今天刚面的Linkedin第一轮电面, 发面经

原帖地址:一亩三分地

我的情况是已经工作了一年,h1b也到手了,于是准备跳槽, 题还没怎么刷突然Linkedin他们自己的Recruiter在Linkedin里面联系我和我们公司好几个engineer(我们都是好基友所以大家互相知道都无所谓), 我们就集体面试啰, 每天下班刷两小时题准备了三周, 今天的电面, 好久没面试了有点紧张.

面试官是一个Hawaiian, 十几年工作经验但是在Linkedin就一年多. 今天在Remote上班, 家里还有狗叫(我也是醉了).

一开始互相讲了下各自的role和working experience, 然后叫我讲了一个在公司最challenging的project, 就blabla…感觉工作一年多口语锻炼得还可以就没什么大碍.
然后剩45分钟开始做题.

第一题:
public interface TwoSum {
/**
* Stores @param input in an internal data structure.
*/
void store(int input);

/**
* Returns true if there is any pair of numbers in the internal data structure which
* have sum @param val, and false otherwise.

**所给材料**.
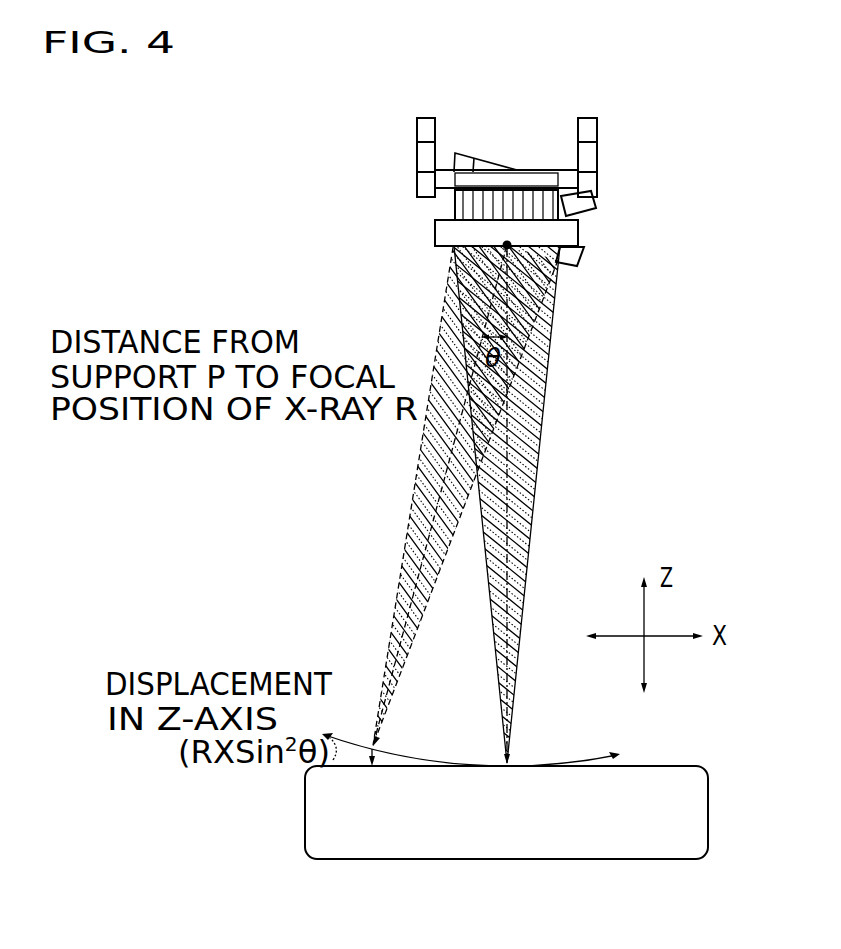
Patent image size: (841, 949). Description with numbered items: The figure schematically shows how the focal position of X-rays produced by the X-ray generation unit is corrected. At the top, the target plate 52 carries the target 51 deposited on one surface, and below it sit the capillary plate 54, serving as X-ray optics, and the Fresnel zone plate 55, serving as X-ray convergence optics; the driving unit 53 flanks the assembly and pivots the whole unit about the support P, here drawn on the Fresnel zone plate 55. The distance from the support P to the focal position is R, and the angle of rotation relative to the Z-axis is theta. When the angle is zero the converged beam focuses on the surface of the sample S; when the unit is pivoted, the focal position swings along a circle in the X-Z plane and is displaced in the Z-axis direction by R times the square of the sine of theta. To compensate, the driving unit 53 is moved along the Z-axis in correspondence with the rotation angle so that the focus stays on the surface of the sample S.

The target 51 is at (485, 173).
The target plate 52 is at (567, 173).
The driving unit 53 is at (423, 130).
The capillary plate 54 is at (463, 210).
The Fresnel zone plate 55 is at (442, 235).
The support P is at (507, 245).
The sample S is at (650, 765).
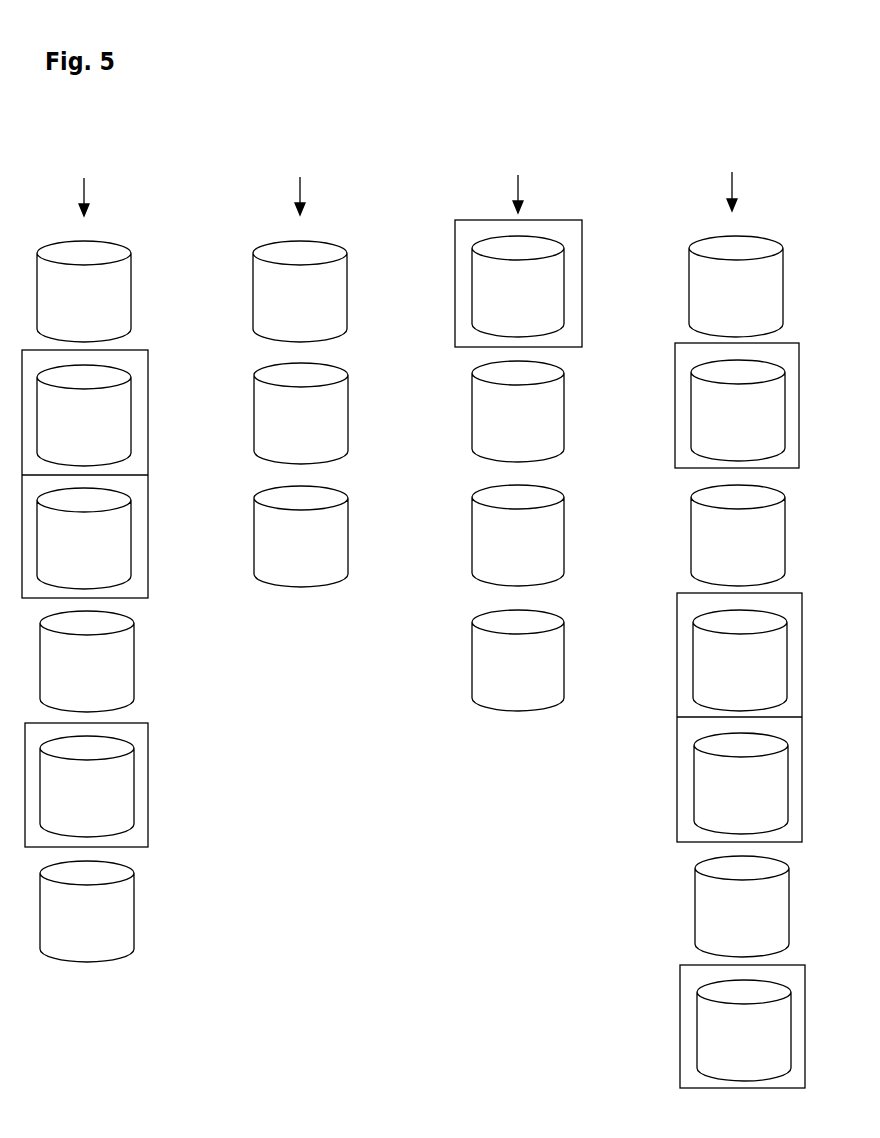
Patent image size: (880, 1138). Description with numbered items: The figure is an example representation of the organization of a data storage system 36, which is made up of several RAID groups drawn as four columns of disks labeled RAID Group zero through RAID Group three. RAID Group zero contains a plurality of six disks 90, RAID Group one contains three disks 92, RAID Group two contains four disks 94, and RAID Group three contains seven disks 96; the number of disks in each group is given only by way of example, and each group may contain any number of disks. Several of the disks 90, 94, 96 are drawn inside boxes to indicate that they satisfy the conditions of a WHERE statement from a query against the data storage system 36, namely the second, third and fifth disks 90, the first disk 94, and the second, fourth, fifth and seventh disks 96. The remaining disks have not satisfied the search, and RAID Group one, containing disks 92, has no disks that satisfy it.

The data storage system 36 is at (762, 71).
The disks 90 is at (85, 601).
The disks 92 is at (300, 414).
The disks 94 is at (518, 473).
The disks 96 is at (740, 658).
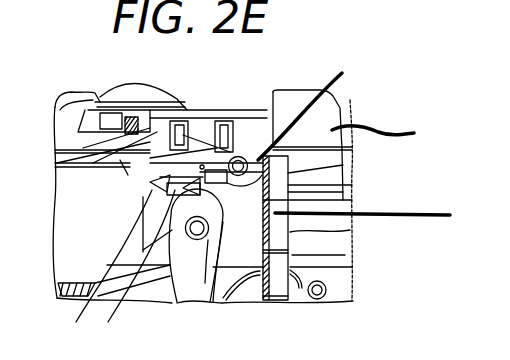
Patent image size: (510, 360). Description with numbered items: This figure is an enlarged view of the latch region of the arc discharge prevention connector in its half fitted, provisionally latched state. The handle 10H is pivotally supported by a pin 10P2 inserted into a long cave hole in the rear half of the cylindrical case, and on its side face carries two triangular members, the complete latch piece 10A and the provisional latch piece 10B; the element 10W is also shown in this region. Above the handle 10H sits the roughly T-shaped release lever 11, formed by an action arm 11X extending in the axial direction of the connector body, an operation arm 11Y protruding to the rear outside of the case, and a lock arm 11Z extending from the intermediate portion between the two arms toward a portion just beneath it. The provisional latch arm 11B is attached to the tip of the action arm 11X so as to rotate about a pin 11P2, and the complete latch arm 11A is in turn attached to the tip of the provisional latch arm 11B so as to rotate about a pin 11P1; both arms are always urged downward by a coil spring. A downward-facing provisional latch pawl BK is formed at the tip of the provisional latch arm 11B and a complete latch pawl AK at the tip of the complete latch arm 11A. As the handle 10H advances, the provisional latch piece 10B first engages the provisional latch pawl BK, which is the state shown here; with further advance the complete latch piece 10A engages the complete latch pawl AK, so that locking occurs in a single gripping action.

The complete latch pawl AK is at (125, 162).
The complete latch arm 11A is at (177, 110).
The provisional latch arm 11B is at (231, 124).
The pin 11P1 is at (188, 126).
The pin 11P2 is at (247, 156).
The action arm 11X is at (319, 111).
The operation arm 11Y is at (391, 135).
The lock arm 11Z is at (377, 216).
The provisional latch pawl BK is at (350, 197).
The release lever 11 is at (280, 228).
The handle 10H is at (335, 258).
The complete latch piece 10A is at (100, 262).
The provisional latch piece 10B is at (129, 262).
The lever 10W is at (182, 278).
The pin 10P2 is at (212, 265).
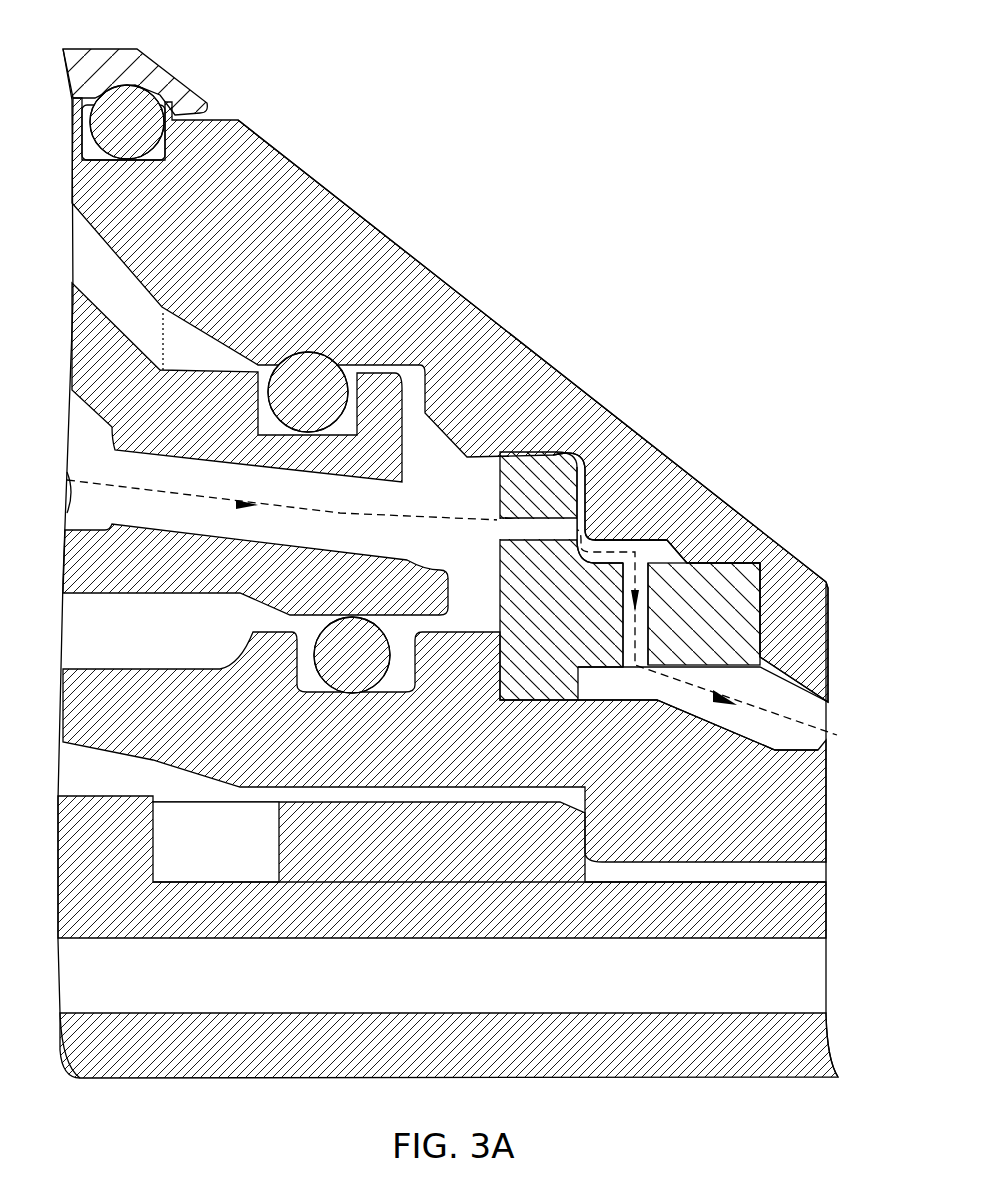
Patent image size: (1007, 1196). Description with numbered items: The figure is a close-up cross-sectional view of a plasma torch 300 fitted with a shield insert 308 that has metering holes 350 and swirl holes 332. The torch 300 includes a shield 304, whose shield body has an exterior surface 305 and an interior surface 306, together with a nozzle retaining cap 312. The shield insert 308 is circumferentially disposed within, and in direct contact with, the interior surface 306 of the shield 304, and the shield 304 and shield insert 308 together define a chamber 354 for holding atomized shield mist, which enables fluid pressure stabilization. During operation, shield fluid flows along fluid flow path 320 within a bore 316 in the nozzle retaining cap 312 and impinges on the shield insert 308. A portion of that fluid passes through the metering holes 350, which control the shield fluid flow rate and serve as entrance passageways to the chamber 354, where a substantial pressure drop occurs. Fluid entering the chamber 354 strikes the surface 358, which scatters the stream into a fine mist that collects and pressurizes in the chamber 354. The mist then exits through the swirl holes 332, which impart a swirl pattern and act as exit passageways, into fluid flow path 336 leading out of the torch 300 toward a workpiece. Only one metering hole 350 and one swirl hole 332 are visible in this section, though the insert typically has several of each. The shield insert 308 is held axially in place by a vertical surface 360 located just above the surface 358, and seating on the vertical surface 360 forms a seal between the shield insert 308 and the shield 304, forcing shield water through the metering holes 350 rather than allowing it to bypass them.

The plasma torch 300 is at (760, 463).
The shield 304 is at (790, 568).
The exterior surface 305 is at (363, 222).
The interior surface 306 is at (468, 445).
The shield insert 308 is at (745, 643).
The nozzle retaining cap 312 is at (375, 385).
The bore 316 is at (177, 467).
The fluid flow path 320 is at (62, 478).
The swirl holes 332 is at (655, 580).
The fluid flow path 336 is at (823, 728).
The metering holes 350 is at (547, 523).
The chamber 354 is at (670, 543).
The surface 358 is at (623, 530).
The vertical surface 360 is at (583, 517).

**练习题目**.
1/ 据选文,面试官在LinkedIn工作了多长时间?
2/ 逐字照抄选文中从“今天刚面的Linkedin第一轮电面, 发面经”起、到“十几年工作经验但是在Linkedin就一年多. 今天在Remote上班, 家里还有狗叫(我也是醉了).”为止(含这两处)的文字。

**参考答案**.
1/ 一年多。

2/
今天刚面的Linkedin第一轮电面, 发面经

原帖地址:一亩三分地

我的情况是已经工作了一年,h1b也到手了,于是准备跳槽, 题还没怎么刷突然Linkedin他们自己的Recruiter在Linkedin里面联系我和我们公司好几个engineer(我们都是好基友所以大家互相知道都无所谓), 我们就集体面试啰, 每天下班刷两小时题准备了三周, 今天的电面, 好久没面试了有点紧张.

面试官是一个Hawaiian, 十几年工作经验但是在Linkedin就一年多. 今天在Remote上班, 家里还有狗叫(我也是醉了).